Entries shown:
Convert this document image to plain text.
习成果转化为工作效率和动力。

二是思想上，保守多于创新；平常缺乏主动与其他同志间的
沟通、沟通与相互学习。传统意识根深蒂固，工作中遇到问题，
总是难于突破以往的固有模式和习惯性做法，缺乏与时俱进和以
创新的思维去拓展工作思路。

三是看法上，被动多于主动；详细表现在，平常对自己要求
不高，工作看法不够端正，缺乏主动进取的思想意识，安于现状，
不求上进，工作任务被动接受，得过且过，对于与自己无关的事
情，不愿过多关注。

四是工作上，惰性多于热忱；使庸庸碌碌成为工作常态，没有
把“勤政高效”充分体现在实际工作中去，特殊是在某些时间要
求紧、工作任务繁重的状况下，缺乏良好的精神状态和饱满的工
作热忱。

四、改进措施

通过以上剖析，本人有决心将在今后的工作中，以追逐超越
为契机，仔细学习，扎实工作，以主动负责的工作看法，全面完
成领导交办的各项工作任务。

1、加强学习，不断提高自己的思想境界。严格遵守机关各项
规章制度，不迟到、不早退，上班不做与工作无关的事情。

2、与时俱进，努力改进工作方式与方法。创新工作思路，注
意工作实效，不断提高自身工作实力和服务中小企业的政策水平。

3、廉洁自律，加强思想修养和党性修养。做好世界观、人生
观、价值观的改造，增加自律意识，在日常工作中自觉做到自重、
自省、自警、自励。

Work required: Copy every line exactly. Leave nothing out.

Correct response:
Convert this document image to plain text.
习成果转化为工作效率和动力。

二是思想上，保守多于创新；平常缺乏主动与其他同志间的
沟通、沟通与相互学习。传统意识根深蒂固，工作中遇到问题，
总是难于突破以往的固有模式和习惯性做法，缺乏与时俱进和以
创新的思维去拓展工作思路。

三是看法上，被动多于主动；详细表现在，平常对自己要求
不高，工作看法不够端正，缺乏主动进取的思想意识，安于现状，
不求上进，工作任务被动接受，得过且过，对于与自己无关的事
情，不愿过多关注。

四是工作上，惰性多于热忱；使庸庸碌碌成为工作常态，没有
把“勤政高效”充分体现在实际工作中去，特殊是在某些时间要
求紧、工作任务繁重的状况下，缺乏良好的精神状态和饱满的工
作热忱。

四、改进措施

通过以上剖析，本人有决心将在今后的工作中，以追逐超越
为契机，仔细学习，扎实工作，以主动负责的工作看法，全面完
成领导交办的各项工作任务。

1、加强学习，不断提高自己的思想境界。严格遵守机关各项
规章制度，不迟到、不早退，上班不做与工作无关的事情。

2、与时俱进，努力改进工作方式与方法。创新工作思路，注
意工作实效，不断提高自身工作实力和服务中小企业的政策水平。

3、廉洁自律，加强思想修养和党性修养。做好世界观、人生
观、价值观的改造，增加自律意识，在日常工作中自觉做到自重、
自省、自警、自励。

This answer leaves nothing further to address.